**What the task asks:** Can you reproduce the records below, substituting "point-node" for every "point-component" and leaving everything else unchanged?

**Recorded data:**
+ + +

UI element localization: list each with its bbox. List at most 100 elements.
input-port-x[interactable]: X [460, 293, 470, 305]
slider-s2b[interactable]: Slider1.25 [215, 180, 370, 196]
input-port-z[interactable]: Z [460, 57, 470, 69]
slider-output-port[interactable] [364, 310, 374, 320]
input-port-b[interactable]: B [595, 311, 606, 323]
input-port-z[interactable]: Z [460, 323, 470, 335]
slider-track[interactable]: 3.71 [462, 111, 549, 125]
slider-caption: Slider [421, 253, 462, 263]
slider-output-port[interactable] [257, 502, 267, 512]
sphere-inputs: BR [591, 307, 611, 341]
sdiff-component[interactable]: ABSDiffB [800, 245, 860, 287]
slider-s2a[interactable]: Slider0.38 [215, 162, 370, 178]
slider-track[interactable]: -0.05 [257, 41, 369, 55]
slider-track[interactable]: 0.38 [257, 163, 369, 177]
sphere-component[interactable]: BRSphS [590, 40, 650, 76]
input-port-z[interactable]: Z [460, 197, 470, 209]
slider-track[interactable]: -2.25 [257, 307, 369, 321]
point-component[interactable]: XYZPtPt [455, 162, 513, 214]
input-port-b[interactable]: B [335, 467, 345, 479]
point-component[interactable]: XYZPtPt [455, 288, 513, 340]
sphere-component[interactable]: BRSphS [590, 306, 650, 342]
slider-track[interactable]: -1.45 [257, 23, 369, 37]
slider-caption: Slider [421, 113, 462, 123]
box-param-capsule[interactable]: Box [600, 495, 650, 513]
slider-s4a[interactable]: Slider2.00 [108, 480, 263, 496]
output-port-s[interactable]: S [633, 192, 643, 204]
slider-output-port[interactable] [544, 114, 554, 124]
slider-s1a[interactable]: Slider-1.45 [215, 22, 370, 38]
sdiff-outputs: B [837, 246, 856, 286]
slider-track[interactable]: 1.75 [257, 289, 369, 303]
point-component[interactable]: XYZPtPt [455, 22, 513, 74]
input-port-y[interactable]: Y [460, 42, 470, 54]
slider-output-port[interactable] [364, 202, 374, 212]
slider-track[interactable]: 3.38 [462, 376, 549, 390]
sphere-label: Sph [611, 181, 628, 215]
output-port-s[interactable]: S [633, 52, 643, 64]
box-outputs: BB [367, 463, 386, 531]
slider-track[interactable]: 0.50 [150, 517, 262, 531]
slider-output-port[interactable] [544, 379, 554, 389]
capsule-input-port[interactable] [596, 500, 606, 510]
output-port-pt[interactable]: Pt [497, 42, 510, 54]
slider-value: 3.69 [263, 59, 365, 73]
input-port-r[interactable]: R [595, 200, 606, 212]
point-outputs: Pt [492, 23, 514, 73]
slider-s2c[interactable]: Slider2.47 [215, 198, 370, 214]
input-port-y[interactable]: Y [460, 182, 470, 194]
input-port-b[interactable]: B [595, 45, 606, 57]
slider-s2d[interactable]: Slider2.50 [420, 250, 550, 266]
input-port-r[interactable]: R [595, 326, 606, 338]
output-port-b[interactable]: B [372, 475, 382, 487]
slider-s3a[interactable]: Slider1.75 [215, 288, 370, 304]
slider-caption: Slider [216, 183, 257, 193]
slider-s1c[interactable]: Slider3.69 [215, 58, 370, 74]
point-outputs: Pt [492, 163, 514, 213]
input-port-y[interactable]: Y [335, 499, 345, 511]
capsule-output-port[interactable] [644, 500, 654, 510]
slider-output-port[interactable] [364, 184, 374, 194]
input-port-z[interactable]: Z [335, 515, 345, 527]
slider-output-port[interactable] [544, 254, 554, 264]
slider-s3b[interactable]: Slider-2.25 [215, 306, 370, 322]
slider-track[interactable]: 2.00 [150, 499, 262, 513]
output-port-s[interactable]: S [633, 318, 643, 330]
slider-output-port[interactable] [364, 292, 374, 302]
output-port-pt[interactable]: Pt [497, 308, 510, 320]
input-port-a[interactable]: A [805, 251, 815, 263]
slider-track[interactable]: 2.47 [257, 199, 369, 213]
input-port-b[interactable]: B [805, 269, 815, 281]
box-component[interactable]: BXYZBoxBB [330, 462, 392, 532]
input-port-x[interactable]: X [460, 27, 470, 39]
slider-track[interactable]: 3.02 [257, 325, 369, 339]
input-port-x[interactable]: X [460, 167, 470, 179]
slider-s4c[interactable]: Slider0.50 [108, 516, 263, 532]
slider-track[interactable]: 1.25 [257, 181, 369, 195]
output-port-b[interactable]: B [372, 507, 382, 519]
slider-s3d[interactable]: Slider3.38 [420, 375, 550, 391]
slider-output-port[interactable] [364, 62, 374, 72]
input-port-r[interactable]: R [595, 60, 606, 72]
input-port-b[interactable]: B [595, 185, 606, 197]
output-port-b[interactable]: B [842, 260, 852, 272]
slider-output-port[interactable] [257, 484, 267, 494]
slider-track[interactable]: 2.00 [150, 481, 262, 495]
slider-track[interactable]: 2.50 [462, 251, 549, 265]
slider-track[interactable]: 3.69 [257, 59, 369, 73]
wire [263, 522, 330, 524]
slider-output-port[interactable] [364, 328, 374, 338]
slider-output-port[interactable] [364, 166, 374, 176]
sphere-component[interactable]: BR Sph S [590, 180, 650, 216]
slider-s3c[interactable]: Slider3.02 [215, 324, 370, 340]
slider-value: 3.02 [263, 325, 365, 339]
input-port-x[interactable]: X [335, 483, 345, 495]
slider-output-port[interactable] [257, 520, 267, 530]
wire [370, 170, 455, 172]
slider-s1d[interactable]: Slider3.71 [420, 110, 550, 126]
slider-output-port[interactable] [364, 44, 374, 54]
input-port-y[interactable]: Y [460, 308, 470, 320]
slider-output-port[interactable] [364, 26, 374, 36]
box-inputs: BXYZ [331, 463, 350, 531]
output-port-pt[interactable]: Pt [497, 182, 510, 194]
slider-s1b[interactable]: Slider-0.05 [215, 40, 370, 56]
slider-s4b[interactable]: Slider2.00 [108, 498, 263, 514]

+ + +

**Exercise output:**
UI element localization: list each with its bbox. List at most 100 elements.
input-port-x[interactable]: X [460, 293, 470, 305]
slider-s2b[interactable]: Slider1.25 [215, 180, 370, 196]
input-port-z[interactable]: Z [460, 57, 470, 69]
slider-output-port[interactable] [364, 310, 374, 320]
input-port-b[interactable]: B [595, 311, 606, 323]
input-port-z[interactable]: Z [460, 323, 470, 335]
slider-track[interactable]: 3.71 [462, 111, 549, 125]
slider-caption: Slider [421, 253, 462, 263]
slider-output-port[interactable] [257, 502, 267, 512]
sphere-inputs: BR [591, 307, 611, 341]
sdiff-component[interactable]: ABSDiffB [800, 245, 860, 287]
slider-s2a[interactable]: Slider0.38 [215, 162, 370, 178]
slider-track[interactable]: -0.05 [257, 41, 369, 55]
slider-track[interactable]: 0.38 [257, 163, 369, 177]
sphere-component[interactable]: BRSphS [590, 40, 650, 76]
input-port-z[interactable]: Z [460, 197, 470, 209]
slider-track[interactable]: -2.25 [257, 307, 369, 321]
point-node[interactable]: XYZPtPt [455, 162, 513, 214]
input-port-b[interactable]: B [335, 467, 345, 479]
point-node[interactable]: XYZPtPt [455, 288, 513, 340]
sphere-component[interactable]: BRSphS [590, 306, 650, 342]
slider-track[interactable]: -1.45 [257, 23, 369, 37]
slider-caption: Slider [421, 113, 462, 123]
box-param-capsule[interactable]: Box [600, 495, 650, 513]
slider-s4a[interactable]: Slider2.00 [108, 480, 263, 496]
output-port-s[interactable]: S [633, 192, 643, 204]
slider-output-port[interactable] [544, 114, 554, 124]
slider-s1a[interactable]: Slider-1.45 [215, 22, 370, 38]
sdiff-outputs: B [837, 246, 856, 286]
slider-track[interactable]: 1.75 [257, 289, 369, 303]
point-node[interactable]: XYZPtPt [455, 22, 513, 74]
input-port-y[interactable]: Y [460, 42, 470, 54]
slider-output-port[interactable] [364, 202, 374, 212]
slider-track[interactable]: 3.38 [462, 376, 549, 390]
sphere-label: Sph [611, 181, 628, 215]
output-port-s[interactable]: S [633, 52, 643, 64]
box-outputs: BB [367, 463, 386, 531]
slider-track[interactable]: 0.50 [150, 517, 262, 531]
slider-output-port[interactable] [544, 379, 554, 389]
capsule-input-port[interactable] [596, 500, 606, 510]
output-port-pt[interactable]: Pt [497, 42, 510, 54]
slider-value: 3.69 [263, 59, 365, 73]
input-port-r[interactable]: R [595, 200, 606, 212]
point-outputs: Pt [492, 23, 514, 73]
slider-s2c[interactable]: Slider2.47 [215, 198, 370, 214]
input-port-y[interactable]: Y [460, 182, 470, 194]
input-port-b[interactable]: B [595, 45, 606, 57]
slider-s2d[interactable]: Slider2.50 [420, 250, 550, 266]
input-port-r[interactable]: R [595, 326, 606, 338]
output-port-b[interactable]: B [372, 475, 382, 487]
slider-s3a[interactable]: Slider1.75 [215, 288, 370, 304]
slider-caption: Slider [216, 183, 257, 193]
slider-s1c[interactable]: Slider3.69 [215, 58, 370, 74]
point-outputs: Pt [492, 163, 514, 213]
input-port-y[interactable]: Y [335, 499, 345, 511]
capsule-output-port[interactable] [644, 500, 654, 510]
slider-output-port[interactable] [364, 184, 374, 194]
input-port-z[interactable]: Z [335, 515, 345, 527]
slider-output-port[interactable] [544, 254, 554, 264]
slider-s3b[interactable]: Slider-2.25 [215, 306, 370, 322]
slider-track[interactable]: 2.00 [150, 499, 262, 513]
output-port-s[interactable]: S [633, 318, 643, 330]
slider-output-port[interactable] [364, 292, 374, 302]
output-port-pt[interactable]: Pt [497, 308, 510, 320]
input-port-a[interactable]: A [805, 251, 815, 263]
slider-track[interactable]: 2.47 [257, 199, 369, 213]
input-port-b[interactable]: B [805, 269, 815, 281]
box-component[interactable]: BXYZBoxBB [330, 462, 392, 532]
input-port-x[interactable]: X [460, 27, 470, 39]
slider-track[interactable]: 3.02 [257, 325, 369, 339]
input-port-x[interactable]: X [460, 167, 470, 179]
slider-s4c[interactable]: Slider0.50 [108, 516, 263, 532]
slider-track[interactable]: 1.25 [257, 181, 369, 195]
output-port-b[interactable]: B [372, 507, 382, 519]
slider-s3d[interactable]: Slider3.38 [420, 375, 550, 391]
slider-output-port[interactable] [364, 62, 374, 72]
input-port-r[interactable]: R [595, 60, 606, 72]
input-port-b[interactable]: B [595, 185, 606, 197]
output-port-b[interactable]: B [842, 260, 852, 272]
slider-output-port[interactable] [257, 484, 267, 494]
slider-track[interactable]: 2.00 [150, 481, 262, 495]
slider-track[interactable]: 2.50 [462, 251, 549, 265]
slider-track[interactable]: 3.69 [257, 59, 369, 73]
wire [263, 522, 330, 524]
slider-output-port[interactable] [364, 328, 374, 338]
slider-output-port[interactable] [364, 166, 374, 176]
sphere-component[interactable]: BR Sph S [590, 180, 650, 216]
slider-s3c[interactable]: Slider3.02 [215, 324, 370, 340]
slider-value: 3.02 [263, 325, 365, 339]
input-port-x[interactable]: X [335, 483, 345, 495]
slider-output-port[interactable] [257, 520, 267, 530]
wire [370, 170, 455, 172]
slider-s1d[interactable]: Slider3.71 [420, 110, 550, 126]
slider-output-port[interactable] [364, 44, 374, 54]
input-port-y[interactable]: Y [460, 308, 470, 320]
slider-output-port[interactable] [364, 26, 374, 36]
box-inputs: BXYZ [331, 463, 350, 531]
output-port-pt[interactable]: Pt [497, 182, 510, 194]
slider-s1b[interactable]: Slider-0.05 [215, 40, 370, 56]
slider-s4b[interactable]: Slider2.00 [108, 498, 263, 514]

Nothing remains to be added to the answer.